Select all lines holding the word "respiratory" from the entries that follow.

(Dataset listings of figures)

┌────────

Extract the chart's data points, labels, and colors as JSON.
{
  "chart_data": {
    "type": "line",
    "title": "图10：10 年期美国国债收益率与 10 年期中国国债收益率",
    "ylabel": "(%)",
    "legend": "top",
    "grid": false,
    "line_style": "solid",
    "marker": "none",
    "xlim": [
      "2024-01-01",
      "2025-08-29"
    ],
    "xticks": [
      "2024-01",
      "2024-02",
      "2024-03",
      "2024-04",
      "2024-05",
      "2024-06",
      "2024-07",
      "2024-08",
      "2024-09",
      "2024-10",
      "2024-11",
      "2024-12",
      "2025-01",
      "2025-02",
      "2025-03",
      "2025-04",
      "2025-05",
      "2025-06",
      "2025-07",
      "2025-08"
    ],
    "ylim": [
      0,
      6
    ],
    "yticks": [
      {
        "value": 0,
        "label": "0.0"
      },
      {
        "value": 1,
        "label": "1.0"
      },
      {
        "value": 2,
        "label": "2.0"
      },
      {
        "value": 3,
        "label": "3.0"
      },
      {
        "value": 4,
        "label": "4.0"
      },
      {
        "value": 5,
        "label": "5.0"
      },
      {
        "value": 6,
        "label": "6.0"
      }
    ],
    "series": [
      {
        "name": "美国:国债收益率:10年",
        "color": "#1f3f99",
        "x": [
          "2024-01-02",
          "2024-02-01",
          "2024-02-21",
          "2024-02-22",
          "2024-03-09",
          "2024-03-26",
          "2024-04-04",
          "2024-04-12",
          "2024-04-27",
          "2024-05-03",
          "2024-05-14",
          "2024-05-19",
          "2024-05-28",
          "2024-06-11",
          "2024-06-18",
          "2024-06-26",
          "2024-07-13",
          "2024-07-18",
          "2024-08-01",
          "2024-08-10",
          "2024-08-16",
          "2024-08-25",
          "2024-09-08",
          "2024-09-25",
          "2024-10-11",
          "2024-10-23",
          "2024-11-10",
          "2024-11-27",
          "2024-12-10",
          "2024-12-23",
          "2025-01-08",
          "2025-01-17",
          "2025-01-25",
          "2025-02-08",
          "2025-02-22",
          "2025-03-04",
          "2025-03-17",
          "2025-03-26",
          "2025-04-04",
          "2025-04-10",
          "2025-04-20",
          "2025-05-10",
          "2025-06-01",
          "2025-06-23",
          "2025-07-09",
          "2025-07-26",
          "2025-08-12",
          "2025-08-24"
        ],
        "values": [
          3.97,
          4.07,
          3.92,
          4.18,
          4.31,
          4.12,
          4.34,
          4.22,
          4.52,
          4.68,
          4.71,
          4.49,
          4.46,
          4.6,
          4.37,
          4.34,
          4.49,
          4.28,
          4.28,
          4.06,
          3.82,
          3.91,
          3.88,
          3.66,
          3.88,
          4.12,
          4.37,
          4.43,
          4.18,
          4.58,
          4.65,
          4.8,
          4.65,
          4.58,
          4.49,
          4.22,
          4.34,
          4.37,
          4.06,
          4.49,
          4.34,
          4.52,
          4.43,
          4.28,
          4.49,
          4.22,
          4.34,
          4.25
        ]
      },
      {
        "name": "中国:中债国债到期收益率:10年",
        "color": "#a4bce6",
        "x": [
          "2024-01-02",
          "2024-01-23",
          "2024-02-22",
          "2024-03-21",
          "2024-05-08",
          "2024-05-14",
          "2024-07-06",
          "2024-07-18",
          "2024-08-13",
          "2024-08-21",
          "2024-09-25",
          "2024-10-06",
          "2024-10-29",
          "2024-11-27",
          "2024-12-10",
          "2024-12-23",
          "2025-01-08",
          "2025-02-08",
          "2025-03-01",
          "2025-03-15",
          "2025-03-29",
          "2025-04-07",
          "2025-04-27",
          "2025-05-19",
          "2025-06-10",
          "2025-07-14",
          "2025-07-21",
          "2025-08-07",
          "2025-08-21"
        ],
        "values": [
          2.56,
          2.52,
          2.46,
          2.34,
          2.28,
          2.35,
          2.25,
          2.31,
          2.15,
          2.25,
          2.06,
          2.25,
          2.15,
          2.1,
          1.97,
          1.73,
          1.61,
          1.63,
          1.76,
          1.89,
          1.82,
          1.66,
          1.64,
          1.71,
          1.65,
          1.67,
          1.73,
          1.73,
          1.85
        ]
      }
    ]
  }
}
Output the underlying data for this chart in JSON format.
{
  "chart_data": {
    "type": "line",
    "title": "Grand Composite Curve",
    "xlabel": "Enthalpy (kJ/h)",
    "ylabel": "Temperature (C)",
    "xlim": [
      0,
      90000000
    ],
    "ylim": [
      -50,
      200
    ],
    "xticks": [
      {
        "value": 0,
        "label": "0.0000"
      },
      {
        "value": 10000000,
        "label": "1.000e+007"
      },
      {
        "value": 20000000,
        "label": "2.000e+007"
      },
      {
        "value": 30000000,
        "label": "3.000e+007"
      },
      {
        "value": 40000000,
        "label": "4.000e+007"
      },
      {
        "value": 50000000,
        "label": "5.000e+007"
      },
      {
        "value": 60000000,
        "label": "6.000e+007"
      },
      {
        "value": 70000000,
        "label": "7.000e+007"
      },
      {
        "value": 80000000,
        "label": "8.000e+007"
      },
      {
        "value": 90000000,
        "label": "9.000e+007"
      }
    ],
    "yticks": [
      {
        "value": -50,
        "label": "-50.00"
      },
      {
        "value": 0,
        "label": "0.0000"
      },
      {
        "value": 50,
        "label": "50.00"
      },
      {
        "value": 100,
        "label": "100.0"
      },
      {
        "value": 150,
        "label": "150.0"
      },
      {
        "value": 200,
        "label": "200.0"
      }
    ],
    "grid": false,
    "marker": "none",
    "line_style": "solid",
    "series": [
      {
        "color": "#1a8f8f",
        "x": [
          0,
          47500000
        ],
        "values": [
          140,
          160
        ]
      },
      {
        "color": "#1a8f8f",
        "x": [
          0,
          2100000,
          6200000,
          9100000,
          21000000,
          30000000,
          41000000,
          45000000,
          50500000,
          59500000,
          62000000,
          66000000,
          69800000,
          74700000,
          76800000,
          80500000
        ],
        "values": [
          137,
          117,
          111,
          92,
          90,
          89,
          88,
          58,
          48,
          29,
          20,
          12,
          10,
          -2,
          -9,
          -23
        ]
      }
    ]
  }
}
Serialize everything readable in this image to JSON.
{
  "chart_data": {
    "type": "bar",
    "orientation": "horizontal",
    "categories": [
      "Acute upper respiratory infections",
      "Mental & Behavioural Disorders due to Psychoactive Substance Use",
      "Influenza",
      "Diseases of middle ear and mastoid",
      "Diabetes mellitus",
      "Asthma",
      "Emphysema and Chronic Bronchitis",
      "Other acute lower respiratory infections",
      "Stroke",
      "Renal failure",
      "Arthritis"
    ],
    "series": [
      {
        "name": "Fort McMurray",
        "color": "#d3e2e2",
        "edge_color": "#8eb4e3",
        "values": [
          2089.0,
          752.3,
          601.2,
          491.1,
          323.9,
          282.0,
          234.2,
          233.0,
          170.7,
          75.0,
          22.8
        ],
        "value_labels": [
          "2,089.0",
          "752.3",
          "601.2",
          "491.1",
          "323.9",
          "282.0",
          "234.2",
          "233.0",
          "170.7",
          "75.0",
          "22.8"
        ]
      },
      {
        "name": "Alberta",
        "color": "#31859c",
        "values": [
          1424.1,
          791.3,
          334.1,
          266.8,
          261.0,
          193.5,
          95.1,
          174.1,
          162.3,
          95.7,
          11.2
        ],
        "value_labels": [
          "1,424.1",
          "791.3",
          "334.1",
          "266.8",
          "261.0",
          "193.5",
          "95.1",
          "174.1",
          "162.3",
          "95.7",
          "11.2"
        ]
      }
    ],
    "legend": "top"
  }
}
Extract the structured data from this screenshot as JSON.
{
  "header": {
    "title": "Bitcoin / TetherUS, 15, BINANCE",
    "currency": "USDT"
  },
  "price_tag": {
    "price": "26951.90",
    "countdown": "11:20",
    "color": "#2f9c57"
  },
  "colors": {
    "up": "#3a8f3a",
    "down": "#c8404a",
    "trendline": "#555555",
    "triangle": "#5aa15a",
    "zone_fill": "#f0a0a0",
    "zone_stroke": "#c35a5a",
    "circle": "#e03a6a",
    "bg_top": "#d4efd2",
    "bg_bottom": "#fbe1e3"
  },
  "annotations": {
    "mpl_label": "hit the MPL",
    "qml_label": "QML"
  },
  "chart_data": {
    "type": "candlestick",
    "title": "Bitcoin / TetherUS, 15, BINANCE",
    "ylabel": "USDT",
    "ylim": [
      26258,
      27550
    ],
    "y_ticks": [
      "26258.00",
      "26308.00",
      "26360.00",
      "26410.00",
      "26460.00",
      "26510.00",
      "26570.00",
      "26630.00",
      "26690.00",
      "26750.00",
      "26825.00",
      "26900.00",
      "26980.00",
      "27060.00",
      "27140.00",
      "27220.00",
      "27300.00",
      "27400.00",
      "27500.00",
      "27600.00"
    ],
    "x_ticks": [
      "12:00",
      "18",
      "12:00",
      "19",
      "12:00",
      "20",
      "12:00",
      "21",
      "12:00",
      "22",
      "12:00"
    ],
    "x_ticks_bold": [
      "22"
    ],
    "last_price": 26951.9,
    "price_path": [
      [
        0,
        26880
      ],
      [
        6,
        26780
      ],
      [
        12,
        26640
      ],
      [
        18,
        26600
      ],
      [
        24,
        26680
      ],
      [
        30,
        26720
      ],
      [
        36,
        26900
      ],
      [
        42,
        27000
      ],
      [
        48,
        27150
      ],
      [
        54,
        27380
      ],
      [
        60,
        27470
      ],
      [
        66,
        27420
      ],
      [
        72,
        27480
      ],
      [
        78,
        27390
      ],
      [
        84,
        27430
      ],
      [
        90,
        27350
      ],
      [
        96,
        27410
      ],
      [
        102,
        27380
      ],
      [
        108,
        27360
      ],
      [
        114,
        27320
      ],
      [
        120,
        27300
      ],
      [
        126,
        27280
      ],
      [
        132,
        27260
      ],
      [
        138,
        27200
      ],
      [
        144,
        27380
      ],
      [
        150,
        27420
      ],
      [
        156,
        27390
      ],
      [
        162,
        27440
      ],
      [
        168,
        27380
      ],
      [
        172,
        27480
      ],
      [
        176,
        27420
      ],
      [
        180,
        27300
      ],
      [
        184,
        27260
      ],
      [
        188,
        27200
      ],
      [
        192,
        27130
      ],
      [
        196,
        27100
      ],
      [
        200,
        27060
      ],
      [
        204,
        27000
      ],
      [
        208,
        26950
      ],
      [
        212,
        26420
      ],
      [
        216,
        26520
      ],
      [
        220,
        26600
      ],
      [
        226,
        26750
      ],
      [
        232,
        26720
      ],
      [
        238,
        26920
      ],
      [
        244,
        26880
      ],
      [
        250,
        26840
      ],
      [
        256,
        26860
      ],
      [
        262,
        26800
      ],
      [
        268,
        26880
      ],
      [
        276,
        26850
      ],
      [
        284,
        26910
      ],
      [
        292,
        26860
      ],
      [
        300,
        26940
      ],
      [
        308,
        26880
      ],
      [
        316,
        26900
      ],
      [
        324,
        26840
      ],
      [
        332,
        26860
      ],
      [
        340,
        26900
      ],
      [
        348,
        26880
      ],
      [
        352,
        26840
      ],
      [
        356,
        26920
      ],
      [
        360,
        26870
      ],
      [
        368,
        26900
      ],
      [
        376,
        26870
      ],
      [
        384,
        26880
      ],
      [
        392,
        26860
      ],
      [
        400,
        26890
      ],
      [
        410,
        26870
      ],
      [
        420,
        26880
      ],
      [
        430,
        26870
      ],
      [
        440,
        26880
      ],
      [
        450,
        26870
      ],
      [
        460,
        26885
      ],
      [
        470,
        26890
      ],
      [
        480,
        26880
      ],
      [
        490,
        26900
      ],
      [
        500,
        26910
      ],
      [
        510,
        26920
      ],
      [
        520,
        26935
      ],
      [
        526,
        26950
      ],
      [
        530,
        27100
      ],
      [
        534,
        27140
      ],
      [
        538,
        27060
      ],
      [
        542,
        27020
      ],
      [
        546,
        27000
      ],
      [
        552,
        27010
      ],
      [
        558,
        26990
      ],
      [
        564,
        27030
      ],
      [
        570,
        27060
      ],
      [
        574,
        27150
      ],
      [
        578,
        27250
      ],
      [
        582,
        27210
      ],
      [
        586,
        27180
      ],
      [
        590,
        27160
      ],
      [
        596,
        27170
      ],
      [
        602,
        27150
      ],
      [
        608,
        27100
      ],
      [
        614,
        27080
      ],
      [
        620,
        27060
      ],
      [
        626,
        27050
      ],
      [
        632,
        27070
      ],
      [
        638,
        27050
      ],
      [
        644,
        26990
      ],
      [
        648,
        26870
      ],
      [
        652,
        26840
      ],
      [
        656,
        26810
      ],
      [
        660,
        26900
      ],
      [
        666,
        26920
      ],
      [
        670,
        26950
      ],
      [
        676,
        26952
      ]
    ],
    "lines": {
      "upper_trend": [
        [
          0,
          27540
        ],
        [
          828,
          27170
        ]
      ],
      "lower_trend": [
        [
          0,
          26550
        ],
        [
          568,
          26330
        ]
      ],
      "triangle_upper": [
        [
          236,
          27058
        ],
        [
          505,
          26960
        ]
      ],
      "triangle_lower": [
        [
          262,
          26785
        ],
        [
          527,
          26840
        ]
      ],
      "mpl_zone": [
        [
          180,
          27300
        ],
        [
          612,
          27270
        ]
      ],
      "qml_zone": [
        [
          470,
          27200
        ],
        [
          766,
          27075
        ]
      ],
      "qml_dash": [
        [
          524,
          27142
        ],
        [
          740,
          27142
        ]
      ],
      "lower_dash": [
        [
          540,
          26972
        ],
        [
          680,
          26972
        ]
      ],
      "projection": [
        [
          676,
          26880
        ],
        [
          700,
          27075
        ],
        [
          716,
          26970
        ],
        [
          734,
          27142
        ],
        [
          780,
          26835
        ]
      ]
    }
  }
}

└────────

## Correct response
      "Acute upper respiratory infections",
      "Other acute lower respiratory infections",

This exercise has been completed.